From the entries below, extract every line that includes the word "this".
* Begin Provided material *
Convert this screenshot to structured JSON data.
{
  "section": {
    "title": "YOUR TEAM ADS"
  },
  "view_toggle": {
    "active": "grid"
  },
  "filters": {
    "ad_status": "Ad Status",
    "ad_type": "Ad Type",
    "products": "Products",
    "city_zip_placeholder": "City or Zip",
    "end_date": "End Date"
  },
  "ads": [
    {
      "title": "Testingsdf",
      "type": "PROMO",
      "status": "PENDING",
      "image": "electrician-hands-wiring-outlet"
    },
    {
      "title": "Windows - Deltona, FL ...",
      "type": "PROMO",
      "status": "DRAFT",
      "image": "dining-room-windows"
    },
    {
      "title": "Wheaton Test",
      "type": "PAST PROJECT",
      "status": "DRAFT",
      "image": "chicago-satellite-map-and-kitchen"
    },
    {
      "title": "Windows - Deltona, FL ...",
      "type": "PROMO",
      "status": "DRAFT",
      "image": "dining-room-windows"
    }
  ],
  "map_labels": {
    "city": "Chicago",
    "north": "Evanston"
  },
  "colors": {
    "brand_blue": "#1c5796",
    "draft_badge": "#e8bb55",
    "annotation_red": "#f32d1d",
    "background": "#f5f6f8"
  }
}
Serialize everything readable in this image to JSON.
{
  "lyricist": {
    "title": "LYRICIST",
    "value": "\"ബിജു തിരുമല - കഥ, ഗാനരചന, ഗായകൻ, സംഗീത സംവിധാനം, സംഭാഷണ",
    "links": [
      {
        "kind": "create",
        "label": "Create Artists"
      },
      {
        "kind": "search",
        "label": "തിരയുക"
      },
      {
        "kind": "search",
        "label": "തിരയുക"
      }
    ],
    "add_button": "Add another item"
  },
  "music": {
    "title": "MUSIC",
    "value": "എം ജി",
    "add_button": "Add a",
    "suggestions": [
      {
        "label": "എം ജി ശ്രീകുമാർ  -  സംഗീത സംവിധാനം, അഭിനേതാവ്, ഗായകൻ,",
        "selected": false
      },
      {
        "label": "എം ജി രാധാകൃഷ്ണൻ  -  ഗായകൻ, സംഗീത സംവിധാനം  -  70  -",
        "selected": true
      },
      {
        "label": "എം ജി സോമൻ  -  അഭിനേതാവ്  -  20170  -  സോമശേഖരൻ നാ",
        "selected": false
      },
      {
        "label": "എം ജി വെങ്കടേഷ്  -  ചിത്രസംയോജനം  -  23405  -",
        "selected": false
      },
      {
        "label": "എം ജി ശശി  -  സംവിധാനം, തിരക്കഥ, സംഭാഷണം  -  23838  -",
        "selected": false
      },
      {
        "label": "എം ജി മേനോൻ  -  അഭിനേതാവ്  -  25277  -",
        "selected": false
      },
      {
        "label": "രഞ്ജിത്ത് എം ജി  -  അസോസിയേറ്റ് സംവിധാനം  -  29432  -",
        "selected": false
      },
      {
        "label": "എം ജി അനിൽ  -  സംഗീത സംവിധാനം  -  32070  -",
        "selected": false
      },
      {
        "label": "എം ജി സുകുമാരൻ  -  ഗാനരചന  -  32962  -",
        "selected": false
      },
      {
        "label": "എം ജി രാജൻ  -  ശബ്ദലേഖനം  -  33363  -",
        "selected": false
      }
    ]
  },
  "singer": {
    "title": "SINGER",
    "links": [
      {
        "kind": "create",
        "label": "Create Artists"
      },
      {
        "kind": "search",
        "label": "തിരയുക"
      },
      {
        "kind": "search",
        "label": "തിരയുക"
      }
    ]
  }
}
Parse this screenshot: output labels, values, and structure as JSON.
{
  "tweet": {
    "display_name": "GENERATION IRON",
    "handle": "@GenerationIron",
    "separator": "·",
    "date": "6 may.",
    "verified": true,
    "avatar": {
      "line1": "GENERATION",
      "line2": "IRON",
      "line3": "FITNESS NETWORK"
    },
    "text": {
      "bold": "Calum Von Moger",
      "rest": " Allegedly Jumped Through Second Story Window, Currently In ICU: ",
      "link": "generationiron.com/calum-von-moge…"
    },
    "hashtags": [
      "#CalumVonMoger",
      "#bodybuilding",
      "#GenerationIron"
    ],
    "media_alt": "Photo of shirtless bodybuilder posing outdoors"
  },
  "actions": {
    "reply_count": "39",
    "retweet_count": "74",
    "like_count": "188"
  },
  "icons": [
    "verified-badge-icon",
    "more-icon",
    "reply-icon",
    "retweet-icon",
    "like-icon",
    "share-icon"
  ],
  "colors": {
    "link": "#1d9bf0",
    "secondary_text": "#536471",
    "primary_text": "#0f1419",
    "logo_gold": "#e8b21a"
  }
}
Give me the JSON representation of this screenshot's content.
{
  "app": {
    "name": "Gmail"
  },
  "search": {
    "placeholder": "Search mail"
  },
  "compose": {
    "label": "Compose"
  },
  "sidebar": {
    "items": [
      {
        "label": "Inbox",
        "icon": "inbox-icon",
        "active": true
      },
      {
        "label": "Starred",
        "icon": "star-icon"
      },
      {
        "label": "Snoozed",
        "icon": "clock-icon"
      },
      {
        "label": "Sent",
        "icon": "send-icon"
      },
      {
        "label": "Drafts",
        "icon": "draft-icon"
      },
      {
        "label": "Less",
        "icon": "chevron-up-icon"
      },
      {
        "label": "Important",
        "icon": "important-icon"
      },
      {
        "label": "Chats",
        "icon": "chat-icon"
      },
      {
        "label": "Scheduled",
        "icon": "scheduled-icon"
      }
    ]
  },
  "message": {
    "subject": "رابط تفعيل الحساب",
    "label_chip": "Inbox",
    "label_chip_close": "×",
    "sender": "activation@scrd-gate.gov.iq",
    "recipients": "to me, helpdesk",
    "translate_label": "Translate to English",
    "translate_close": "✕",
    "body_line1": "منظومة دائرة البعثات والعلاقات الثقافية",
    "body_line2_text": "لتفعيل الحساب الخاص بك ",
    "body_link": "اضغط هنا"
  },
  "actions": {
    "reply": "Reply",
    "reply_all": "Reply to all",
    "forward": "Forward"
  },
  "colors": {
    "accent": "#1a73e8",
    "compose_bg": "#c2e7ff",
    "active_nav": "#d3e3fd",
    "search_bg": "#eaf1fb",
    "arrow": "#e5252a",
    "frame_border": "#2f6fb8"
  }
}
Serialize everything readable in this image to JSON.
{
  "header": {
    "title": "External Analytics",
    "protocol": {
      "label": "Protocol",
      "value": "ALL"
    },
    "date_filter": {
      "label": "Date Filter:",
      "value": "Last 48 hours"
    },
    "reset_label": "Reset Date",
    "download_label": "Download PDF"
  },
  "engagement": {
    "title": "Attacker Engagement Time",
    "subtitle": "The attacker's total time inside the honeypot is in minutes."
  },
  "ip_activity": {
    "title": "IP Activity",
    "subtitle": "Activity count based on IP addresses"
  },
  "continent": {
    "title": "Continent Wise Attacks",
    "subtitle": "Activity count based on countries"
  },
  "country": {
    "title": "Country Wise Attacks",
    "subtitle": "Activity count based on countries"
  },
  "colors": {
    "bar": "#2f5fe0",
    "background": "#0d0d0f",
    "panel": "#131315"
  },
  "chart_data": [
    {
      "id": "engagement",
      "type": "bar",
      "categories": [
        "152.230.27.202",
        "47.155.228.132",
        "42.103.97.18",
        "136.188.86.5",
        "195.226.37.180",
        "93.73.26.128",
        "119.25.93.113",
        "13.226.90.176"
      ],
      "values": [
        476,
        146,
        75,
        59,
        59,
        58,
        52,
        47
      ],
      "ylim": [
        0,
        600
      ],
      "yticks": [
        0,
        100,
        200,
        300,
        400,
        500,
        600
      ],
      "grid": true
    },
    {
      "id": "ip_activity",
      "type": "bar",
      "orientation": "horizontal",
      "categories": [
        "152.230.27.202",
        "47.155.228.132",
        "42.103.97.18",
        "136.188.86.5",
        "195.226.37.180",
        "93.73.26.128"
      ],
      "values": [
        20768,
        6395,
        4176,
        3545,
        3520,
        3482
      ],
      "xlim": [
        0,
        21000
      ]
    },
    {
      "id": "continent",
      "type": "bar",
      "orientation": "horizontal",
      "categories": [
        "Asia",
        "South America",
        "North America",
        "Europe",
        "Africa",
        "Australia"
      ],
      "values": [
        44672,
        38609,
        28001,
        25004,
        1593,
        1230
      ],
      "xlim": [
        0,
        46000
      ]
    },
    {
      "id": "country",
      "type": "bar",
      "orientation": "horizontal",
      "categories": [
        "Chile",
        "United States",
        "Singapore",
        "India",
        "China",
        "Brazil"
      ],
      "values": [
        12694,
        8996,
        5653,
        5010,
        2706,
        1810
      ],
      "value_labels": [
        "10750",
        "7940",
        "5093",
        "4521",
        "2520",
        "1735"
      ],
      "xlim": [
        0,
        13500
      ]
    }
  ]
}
* End Provided material *
— Full output —
Convert this screenshot to structured JSON data.
Serialize everything readable in this image to JSON.
Parse this screenshot: output labels, values, and structure as JSON.
Give me the JSON representation of this screenshot's content.
Serialize everything readable in this image to JSON.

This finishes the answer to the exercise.